:: EXERCISE DIRECTIONS ::
Take the line containing "What's the underlying" and all lines after it to the end of the records, and output them exactly.

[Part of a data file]

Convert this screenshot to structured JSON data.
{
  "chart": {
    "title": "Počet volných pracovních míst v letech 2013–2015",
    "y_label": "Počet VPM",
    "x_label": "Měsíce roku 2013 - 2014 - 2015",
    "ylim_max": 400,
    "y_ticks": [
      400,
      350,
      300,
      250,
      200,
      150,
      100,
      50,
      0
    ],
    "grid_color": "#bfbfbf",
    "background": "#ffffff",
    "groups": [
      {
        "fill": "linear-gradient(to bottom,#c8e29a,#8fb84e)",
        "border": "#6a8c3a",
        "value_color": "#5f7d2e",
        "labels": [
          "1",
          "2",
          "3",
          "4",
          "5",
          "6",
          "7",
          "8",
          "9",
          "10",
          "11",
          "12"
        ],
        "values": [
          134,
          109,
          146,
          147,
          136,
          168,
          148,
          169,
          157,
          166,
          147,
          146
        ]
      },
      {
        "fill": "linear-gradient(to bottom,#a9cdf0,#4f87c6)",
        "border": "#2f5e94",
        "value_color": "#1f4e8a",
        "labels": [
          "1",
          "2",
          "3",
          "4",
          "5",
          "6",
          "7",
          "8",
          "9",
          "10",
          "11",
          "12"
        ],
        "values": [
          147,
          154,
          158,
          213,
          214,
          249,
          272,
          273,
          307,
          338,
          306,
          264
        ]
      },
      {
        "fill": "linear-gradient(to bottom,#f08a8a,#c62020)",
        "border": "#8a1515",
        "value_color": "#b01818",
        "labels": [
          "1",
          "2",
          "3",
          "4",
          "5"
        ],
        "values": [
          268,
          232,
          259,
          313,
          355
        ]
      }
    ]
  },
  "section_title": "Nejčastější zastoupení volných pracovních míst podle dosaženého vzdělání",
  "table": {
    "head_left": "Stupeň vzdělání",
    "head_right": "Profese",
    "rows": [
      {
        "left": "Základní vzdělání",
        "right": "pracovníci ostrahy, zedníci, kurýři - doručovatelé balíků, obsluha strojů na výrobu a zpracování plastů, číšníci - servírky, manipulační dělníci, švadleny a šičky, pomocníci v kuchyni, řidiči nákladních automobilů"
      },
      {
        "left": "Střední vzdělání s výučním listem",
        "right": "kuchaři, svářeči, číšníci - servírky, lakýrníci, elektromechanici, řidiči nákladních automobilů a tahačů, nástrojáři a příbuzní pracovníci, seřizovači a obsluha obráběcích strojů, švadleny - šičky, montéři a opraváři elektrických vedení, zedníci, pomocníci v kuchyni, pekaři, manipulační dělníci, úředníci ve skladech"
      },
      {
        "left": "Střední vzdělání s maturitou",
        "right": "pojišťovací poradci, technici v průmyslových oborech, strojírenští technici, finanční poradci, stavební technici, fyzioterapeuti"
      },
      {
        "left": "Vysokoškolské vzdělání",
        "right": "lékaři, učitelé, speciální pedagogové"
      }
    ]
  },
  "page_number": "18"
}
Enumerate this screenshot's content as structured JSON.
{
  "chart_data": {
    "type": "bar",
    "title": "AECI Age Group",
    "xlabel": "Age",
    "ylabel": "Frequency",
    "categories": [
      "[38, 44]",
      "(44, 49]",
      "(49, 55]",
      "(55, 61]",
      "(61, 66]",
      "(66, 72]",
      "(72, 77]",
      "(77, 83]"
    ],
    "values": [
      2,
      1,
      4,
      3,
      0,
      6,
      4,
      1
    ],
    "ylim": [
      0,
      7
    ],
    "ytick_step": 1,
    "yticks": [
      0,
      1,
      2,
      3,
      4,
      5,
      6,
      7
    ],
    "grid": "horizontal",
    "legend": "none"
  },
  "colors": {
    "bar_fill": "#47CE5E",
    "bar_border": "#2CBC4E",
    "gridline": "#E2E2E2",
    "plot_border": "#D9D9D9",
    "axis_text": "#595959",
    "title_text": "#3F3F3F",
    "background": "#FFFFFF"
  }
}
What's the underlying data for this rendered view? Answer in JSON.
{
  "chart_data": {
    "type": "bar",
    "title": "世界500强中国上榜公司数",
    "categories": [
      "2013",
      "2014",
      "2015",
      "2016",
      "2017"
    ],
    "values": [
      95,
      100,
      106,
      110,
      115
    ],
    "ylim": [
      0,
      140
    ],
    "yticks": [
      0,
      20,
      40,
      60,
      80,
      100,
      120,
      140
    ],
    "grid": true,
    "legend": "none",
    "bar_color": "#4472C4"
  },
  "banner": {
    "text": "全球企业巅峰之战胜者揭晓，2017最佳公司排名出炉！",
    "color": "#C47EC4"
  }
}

:: OUTPUT FOR THIS EXERCISE ::
What's the underlying data for this rendered view? Answer in JSON.
{
  "chart_data": {
    "type": "bar",
    "title": "世界500强中国上榜公司数",
    "categories": [
      "2013",
      "2014",
      "2015",
      "2016",
      "2017"
    ],
    "values": [
      95,
      100,
      106,
      110,
      115
    ],
    "ylim": [
      0,
      140
    ],
    "yticks": [
      0,
      20,
      40,
      60,
      80,
      100,
      120,
      140
    ],
    "grid": true,
    "legend": "none",
    "bar_color": "#4472C4"
  },
  "banner": {
    "text": "全球企业巅峰之战胜者揭晓，2017最佳公司排名出炉！",
    "color": "#C47EC4"
  }
}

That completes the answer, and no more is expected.